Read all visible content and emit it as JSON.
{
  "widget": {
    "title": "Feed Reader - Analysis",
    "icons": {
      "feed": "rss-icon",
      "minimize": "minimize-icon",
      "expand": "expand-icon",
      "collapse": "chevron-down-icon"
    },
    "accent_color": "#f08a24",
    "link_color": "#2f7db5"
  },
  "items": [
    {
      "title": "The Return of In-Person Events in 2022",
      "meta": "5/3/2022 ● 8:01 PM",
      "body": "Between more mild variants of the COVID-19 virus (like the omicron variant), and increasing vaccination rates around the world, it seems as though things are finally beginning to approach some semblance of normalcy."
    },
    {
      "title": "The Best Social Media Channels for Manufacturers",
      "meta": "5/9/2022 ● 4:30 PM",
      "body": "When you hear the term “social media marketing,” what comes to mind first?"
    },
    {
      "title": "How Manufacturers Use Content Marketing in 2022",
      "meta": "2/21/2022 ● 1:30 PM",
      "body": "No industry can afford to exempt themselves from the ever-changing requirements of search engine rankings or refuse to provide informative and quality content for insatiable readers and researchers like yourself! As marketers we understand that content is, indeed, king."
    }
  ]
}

────────────────────

**About this task**
Run a filter over the data above and keep each line that contains the word "body".

**Exercise response**
      "body": "Between more mild variants of the COVID-19 virus (like the omicron variant), and increasing vaccination rates around the world, it seems as though things are finally beginning to approach some semblance of normalcy."
      "body": "When you hear the term “social media marketing,” what comes to mind first?"
      "body": "No industry can afford to exempt themselves from the ever-changing requirements of search engine rankings or refuse to provide informative and quality content for insatiable readers and researchers like yourself! As marketers we understand that content is, indeed, king."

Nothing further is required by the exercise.